Task details: Report how many lines hold the word "đúng"; give nothing but the number.

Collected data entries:
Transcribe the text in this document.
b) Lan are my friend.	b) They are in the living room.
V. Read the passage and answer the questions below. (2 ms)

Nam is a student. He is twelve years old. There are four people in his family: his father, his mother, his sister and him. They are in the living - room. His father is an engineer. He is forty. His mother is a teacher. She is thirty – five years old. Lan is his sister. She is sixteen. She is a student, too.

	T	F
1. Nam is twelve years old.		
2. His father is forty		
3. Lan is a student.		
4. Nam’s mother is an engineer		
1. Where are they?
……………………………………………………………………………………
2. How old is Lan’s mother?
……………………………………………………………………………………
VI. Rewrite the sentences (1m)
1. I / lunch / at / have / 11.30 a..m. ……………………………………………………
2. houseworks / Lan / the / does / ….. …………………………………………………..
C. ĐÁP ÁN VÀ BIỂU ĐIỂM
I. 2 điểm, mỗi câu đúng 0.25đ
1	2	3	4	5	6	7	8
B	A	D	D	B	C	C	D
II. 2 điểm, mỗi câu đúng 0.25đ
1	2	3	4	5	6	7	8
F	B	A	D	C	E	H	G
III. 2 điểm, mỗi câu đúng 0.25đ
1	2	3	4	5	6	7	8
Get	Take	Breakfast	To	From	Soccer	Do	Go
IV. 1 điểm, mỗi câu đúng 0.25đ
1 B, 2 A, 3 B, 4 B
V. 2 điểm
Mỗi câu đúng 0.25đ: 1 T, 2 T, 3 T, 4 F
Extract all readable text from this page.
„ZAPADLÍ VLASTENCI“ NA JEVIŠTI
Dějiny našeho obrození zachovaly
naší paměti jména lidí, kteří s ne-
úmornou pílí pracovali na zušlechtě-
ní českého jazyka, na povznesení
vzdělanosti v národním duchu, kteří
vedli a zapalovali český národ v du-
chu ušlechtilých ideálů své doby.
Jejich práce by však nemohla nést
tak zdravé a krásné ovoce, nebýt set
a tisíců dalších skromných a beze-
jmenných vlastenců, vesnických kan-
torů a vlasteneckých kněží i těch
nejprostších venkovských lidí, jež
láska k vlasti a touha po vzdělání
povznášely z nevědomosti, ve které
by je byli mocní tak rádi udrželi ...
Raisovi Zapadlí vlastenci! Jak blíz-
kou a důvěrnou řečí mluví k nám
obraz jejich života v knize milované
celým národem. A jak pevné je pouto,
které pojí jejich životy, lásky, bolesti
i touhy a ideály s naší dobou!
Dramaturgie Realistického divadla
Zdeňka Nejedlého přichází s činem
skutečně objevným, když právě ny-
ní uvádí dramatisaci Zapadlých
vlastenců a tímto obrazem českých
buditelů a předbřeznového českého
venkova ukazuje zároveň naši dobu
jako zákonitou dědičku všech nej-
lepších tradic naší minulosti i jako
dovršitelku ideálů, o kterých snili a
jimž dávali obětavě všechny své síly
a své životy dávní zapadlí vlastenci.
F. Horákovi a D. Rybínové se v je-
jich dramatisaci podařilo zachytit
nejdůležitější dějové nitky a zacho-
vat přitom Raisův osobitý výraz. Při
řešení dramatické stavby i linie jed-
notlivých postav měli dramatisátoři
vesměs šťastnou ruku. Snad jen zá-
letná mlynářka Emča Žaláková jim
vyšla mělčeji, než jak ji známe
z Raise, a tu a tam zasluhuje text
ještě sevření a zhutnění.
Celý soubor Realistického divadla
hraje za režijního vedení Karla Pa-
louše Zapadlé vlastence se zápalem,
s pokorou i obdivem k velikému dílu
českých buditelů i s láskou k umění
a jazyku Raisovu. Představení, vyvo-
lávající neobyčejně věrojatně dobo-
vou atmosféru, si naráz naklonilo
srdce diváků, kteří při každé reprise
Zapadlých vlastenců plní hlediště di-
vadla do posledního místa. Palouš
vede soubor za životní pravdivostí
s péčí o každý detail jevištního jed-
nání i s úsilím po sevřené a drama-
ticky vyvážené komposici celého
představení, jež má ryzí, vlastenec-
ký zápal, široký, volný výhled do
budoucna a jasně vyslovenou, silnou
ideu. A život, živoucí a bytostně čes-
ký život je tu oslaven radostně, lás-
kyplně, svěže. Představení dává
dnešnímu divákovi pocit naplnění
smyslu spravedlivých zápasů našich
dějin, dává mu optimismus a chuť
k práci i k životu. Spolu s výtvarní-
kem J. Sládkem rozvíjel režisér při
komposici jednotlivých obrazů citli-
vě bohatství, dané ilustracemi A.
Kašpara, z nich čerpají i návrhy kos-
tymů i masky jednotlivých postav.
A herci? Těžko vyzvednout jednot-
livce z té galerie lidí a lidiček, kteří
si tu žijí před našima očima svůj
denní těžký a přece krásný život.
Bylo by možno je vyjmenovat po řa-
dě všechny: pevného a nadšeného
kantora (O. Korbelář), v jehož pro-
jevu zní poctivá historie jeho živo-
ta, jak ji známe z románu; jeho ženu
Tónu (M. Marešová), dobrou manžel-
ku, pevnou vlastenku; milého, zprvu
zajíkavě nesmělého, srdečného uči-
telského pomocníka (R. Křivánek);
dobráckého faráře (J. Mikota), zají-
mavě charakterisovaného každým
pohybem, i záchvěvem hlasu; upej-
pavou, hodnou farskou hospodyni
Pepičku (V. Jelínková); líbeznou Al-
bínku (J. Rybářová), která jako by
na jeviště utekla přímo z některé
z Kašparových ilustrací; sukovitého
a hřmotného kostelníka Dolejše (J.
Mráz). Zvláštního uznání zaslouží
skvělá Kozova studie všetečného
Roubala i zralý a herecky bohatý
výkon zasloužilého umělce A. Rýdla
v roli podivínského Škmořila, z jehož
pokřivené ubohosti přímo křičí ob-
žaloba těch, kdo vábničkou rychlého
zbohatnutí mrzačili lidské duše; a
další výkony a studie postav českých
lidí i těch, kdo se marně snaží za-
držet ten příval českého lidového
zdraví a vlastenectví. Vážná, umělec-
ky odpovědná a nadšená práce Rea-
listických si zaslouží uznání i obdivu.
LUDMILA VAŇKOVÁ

Solution to this task: 5